Your task is to filter the data below down to the lines holding "было".

start Material for this exercise

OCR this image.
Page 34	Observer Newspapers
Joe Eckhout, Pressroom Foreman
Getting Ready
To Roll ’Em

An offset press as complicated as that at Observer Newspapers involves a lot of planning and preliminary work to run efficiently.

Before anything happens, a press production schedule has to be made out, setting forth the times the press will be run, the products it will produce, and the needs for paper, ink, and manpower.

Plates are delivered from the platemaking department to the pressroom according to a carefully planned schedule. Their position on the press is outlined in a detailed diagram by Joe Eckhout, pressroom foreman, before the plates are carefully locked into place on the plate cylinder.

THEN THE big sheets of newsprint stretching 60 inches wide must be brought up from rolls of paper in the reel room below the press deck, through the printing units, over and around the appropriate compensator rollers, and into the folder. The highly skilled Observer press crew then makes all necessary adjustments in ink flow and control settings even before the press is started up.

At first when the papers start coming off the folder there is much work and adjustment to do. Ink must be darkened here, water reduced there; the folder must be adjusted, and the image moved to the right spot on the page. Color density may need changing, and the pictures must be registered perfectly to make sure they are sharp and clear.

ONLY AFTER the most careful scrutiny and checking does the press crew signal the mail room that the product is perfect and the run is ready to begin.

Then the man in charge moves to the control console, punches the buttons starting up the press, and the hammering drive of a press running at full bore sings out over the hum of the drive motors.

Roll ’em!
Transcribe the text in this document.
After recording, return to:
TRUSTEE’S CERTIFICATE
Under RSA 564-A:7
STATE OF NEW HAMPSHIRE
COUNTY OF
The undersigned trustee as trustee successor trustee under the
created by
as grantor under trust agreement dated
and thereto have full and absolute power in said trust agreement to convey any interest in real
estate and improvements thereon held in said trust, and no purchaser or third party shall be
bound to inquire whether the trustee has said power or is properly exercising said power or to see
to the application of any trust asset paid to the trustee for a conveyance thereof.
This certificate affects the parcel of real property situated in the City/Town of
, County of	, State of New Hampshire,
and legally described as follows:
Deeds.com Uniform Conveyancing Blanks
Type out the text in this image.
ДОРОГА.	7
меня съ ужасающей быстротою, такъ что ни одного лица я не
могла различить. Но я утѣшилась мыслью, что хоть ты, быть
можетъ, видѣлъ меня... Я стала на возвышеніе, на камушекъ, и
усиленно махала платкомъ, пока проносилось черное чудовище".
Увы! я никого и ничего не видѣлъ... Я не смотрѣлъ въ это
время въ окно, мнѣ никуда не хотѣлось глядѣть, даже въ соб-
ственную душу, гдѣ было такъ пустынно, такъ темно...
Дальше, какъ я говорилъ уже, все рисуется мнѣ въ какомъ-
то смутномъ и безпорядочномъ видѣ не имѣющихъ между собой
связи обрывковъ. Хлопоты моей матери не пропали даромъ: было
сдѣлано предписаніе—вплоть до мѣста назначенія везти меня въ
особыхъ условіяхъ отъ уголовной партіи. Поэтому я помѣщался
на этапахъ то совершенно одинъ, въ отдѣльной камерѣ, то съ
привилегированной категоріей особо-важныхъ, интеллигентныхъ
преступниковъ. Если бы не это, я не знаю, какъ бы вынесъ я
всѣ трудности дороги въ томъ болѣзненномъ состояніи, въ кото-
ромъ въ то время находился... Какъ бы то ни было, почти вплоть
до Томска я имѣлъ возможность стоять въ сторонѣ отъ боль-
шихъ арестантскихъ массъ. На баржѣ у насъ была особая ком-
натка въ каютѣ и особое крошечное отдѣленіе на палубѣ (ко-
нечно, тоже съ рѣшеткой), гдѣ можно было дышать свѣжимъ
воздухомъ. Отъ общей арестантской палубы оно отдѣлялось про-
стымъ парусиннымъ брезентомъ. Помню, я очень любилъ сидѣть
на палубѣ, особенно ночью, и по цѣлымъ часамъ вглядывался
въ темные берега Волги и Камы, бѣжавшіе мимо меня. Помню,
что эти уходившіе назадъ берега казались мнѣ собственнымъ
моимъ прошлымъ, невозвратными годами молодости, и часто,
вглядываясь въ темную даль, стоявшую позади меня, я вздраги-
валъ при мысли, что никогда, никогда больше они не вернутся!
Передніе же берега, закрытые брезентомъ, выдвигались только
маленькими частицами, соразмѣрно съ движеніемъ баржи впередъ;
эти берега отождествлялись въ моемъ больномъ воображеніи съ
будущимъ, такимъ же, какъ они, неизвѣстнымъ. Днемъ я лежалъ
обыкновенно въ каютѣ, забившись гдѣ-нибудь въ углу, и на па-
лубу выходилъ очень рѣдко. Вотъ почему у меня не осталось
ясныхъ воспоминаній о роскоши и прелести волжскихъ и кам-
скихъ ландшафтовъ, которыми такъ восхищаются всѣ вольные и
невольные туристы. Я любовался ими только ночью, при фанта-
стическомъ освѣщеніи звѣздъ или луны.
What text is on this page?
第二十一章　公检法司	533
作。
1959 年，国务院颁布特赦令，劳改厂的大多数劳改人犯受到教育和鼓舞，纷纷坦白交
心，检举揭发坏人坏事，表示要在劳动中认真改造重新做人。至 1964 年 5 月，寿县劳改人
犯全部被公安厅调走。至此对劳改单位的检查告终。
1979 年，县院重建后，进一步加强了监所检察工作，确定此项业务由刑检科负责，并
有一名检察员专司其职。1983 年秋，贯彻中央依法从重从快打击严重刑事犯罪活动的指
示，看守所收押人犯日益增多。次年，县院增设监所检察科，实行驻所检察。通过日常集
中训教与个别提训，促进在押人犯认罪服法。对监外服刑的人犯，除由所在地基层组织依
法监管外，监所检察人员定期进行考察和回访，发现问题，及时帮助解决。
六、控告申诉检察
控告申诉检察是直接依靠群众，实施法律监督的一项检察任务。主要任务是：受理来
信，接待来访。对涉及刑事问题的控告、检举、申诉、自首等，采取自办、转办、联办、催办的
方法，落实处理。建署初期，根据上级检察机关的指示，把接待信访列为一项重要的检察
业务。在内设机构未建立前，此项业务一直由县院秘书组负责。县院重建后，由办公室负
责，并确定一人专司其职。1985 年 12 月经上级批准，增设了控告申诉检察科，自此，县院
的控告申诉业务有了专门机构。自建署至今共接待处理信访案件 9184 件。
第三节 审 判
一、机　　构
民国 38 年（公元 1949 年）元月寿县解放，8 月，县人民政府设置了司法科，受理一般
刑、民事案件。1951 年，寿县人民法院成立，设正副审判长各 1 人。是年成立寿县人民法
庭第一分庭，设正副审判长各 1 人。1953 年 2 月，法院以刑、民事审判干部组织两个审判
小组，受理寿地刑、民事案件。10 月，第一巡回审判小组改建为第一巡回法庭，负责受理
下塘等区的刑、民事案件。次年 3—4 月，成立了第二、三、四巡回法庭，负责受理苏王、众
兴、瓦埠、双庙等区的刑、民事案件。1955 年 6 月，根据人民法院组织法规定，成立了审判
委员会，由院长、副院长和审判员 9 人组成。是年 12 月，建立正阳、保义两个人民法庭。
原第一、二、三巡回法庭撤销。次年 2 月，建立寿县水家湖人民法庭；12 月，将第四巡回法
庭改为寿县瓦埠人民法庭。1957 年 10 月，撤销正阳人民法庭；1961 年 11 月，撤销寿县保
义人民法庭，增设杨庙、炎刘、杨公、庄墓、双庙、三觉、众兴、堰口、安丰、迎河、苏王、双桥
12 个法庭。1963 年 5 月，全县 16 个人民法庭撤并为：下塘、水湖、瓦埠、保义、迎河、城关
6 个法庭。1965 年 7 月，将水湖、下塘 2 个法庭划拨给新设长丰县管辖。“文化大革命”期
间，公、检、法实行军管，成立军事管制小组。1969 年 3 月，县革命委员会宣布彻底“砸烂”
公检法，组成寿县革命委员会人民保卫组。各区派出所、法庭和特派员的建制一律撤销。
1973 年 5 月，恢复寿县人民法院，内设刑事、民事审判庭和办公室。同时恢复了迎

end Material for this exercise

- Answer for this exercise
ственную душу, гдѣ было такъ пустынно, такъ темно...
связи обрывковъ. Хлопоты моей матери не пропали даромъ: было
ромъ въ то время находился... Какъ бы то ни было, почти вплоть
нечно, тоже съ рѣшеткой), гдѣ можно было дышать свѣжимъ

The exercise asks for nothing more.